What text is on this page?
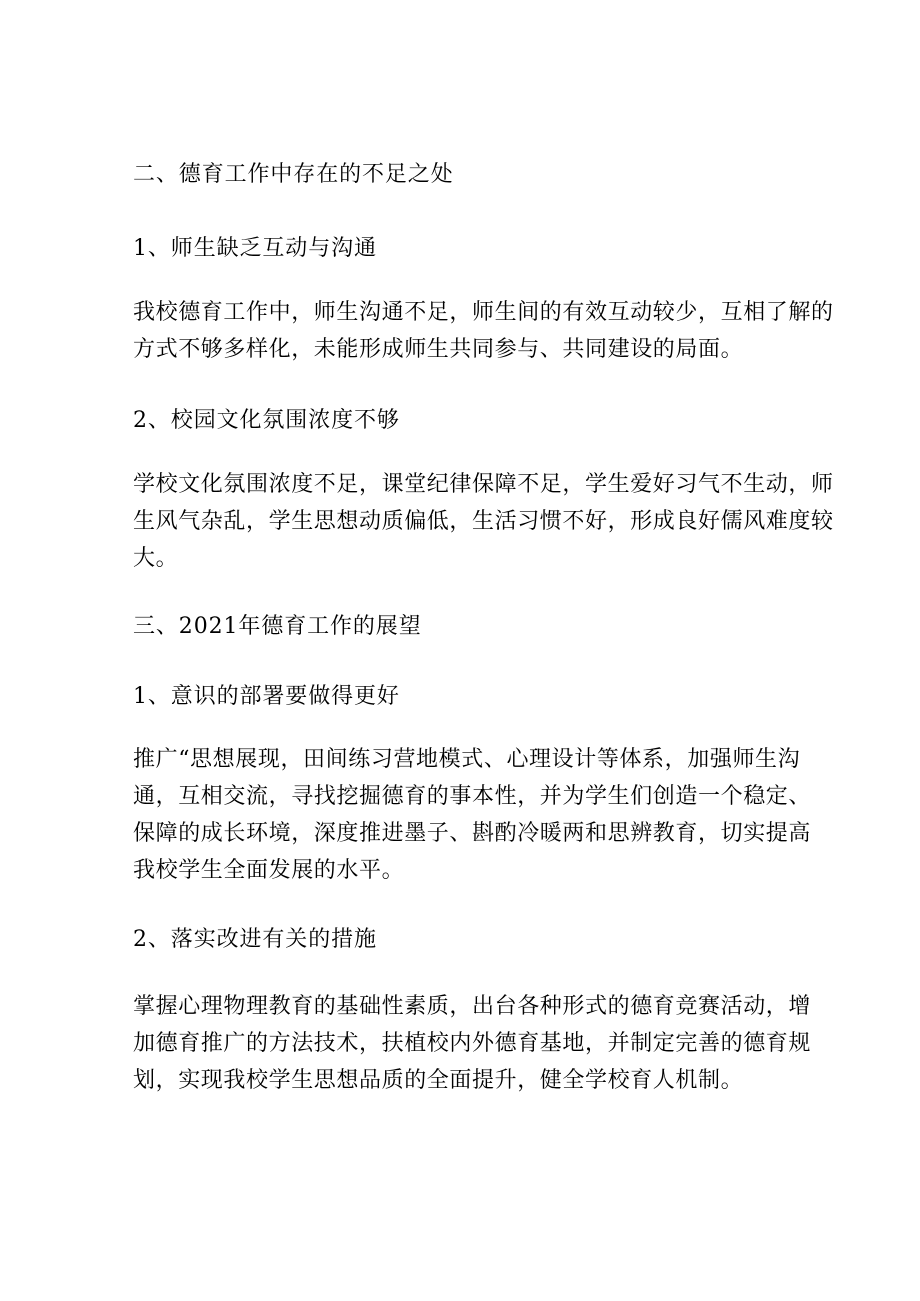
二、德育工作中存在的不足之处
1、师生缺乏互动与沟通
我校德育工作中，师生沟通不足，师生间的有效互动较少，互相了解的
方式不够多样化，未能形成师生共同参与、共同建设的局面。
2、校园文化氛围浓度不够
学校文化氛围浓度不足，课堂纪律保障不足，学生爱好习气不生动，师
生风气杂乱，学生思想动质偏低，生活习惯不好，形成良好儒风难度较
大。
三、2021年德育工作的展望
1、意识的部署要做得更好
推广“思想展现，田间练习营地模式、心理设计等体系，加强师生沟
通，互相交流，寻找挖掘德育的事本性，并为学生们创造一个稳定、
保障的成长环境，深度推进墨子、斟酌冷暖两和思辨教育，切实提高
我校学生全面发展的水平。
2、落实改进有关的措施
掌握心理物理教育的基础性素质，出台各种形式的德育竞赛活动，增
加德育推广的方法技术，扶植校内外德育基地，并制定完善的德育规
划，实现我校学生思想品质的全面提升，健全学校育人机制。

Task to carry out:
The records above are to be quoted exactly, with all pictures left out.

Correct output:
What text is on this page?
二、德育工作中存在的不足之处
1、师生缺乏互动与沟通
我校德育工作中，师生沟通不足，师生间的有效互动较少，互相了解的
方式不够多样化，未能形成师生共同参与、共同建设的局面。
2、校园文化氛围浓度不够
学校文化氛围浓度不足，课堂纪律保障不足，学生爱好习气不生动，师
生风气杂乱，学生思想动质偏低，生活习惯不好，形成良好儒风难度较
大。
三、2021年德育工作的展望
1、意识的部署要做得更好
推广“思想展现，田间练习营地模式、心理设计等体系，加强师生沟
通，互相交流，寻找挖掘德育的事本性，并为学生们创造一个稳定、
保障的成长环境，深度推进墨子、斟酌冷暖两和思辨教育，切实提高
我校学生全面发展的水平。
2、落实改进有关的措施
掌握心理物理教育的基础性素质，出台各种形式的德育竞赛活动，增
加德育推广的方法技术，扶植校内外德育基地，并制定完善的德育规
划，实现我校学生思想品质的全面提升，健全学校育人机制。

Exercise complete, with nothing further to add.